[Stored records]
************
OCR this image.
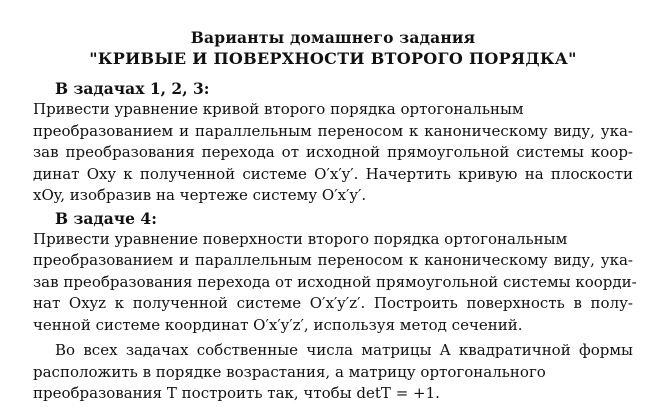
Варианты домашнего задания
"КРИВЫЕ И ПОВЕРХНОСТИ ВТОРОГО ПОРЯДКА"
В задачах 1, 2, 3:
Привести уравнение кривой второго порядка ортогональным
преобразованием и параллельным переносом к каноническому виду, ука-
зав преобразования перехода от исходной прямоугольной системы коор-
динат Oxy к полученной системе O′x′y′. Начертить кривую на плоскости
xOy, изобразив на чертеже систему O′x′y′.
В задаче 4:
Привести уравнение поверхности второго порядка ортогональным
преобразованием и параллельным переносом к каноническому виду, ука-
зав преобразования перехода от исходной прямоугольной системы коорди-
нат Oxyz к полученной системе O′x′y′z′. Построить поверхность в полу-
ченной системе координат O′x′y′z′, используя метод сечений.
Во всех задачах собственные числа матрицы A квадратичной формы
расположить в порядке возрастания, а матрицу ортогонального
преобразования T построить так, чтобы detT = +1.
************
BRIEF » Make a verbatim copy of all the entries and strip out the pictures.

ANSWER TO THE PROBLEM »
OCR this image.
Варианты домашнего задания
"КРИВЫЕ И ПОВЕРХНОСТИ ВТОРОГО ПОРЯДКА"
В задачах 1, 2, 3:
Привести уравнение кривой второго порядка ортогональным
преобразованием и параллельным переносом к каноническому виду, ука-
зав преобразования перехода от исходной прямоугольной системы коор-
динат Oxy к полученной системе O′x′y′. Начертить кривую на плоскости
xOy, изобразив на чертеже систему O′x′y′.
В задаче 4:
Привести уравнение поверхности второго порядка ортогональным
преобразованием и параллельным переносом к каноническому виду, ука-
зав преобразования перехода от исходной прямоугольной системы коорди-
нат Oxyz к полученной системе O′x′y′z′. Построить поверхность в полу-
ченной системе координат O′x′y′z′, используя метод сечений.
Во всех задачах собственные числа матрицы A квадратичной формы
расположить в порядке возрастания, а матрицу ортогонального
преобразования T построить так, чтобы detT = +1.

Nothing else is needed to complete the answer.